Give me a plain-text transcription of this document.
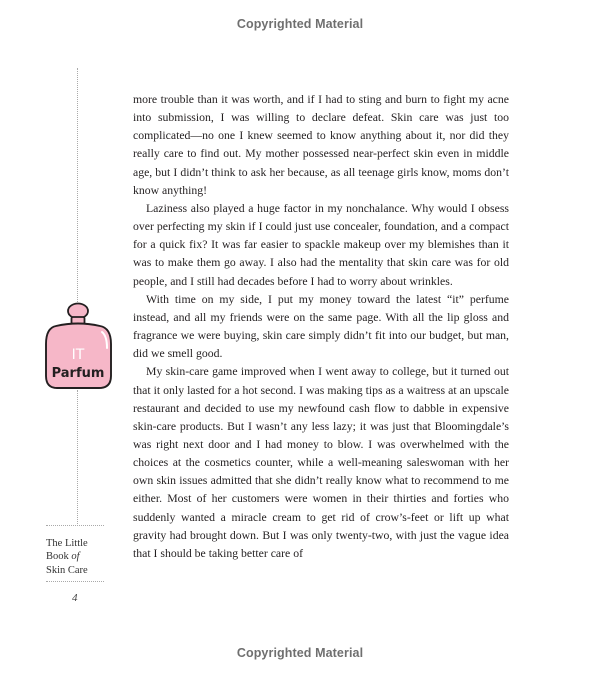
Copyrighted Material
IT
Parfum
The Little
Book of
Skin Care
4

more trouble than it was worth, and if I had to sting and burn to fight my acne into submission, I was willing to declare defeat. Skin care was just too complicated—no one I knew seemed to know anything about it, nor did they really care to find out. My mother possessed near-perfect skin even in middle age, but I didn’t think to ask her because, as all teenage girls know, moms don’t know anything!

Laziness also played a huge factor in my nonchalance. Why would I obsess over perfecting my skin if I could just use concealer, foundation, and a compact for a quick fix? It was far easier to spackle makeup over my blemishes than it was to make them go away. I also had the mentality that skin care was for old people, and I still had decades before I had to worry about wrinkles.

With time on my side, I put my money toward the latest “it” perfume instead, and all my friends were on the same page. With all the lip gloss and fragrance we were buying, skin care simply didn’t fit into our budget, but man, did we smell good.

My skin-care game improved when I went away to college, but it turned out that it only lasted for a hot second. I was making tips as a waitress at an upscale restaurant and decided to use my newfound cash flow to dabble in expensive skin-care products. But I wasn’t any less lazy; it was just that Bloomingdale’s was right next door and I had money to blow. I was overwhelmed with the choices at the cosmetics counter, while a well-meaning saleswoman with her own skin issues admitted that she didn’t really know what to recommend to me either. Most of her customers were women in their thirties and forties who suddenly wanted a miracle cream to get rid of crow’s-feet or lift up what gravity had brought down. But I was only twenty-two, with just the vague idea that I should be taking better care of

Copyrighted Material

#### SHORT TASK:
Gather each line of the listing containing the word "that" and show it.

#### RIGHT ANSWER:
Laziness also played a huge factor in my nonchalance. Why would I obsess over perfecting my skin if I could just use concealer, foundation, and a compact for a quick fix? It was far easier to spackle makeup over my blemishes than it was to make them go away. I also had the mentality that skin care was for old people, and I still had decades before I had to worry about wrinkles.
My skin-care game improved when I went away to college, but it turned out that it only lasted for a hot second. I was making tips as a waitress at an upscale restaurant and decided to use my newfound cash flow to dabble in expensive skin-care products. But I wasn’t any less lazy; it was just that Bloomingdale’s was right next door and I had money to blow. I was overwhelmed with the choices at the cosmetics counter, while a well-meaning saleswoman with her own skin issues admitted that she didn’t really know what to recommend to me either. Most of her customers were women in their thirties and forties who suddenly wanted a miracle cream to get rid of crow’s-feet or lift up what gravity had brought down. But I was only twenty-two, with just the vague idea that I should be taking better care of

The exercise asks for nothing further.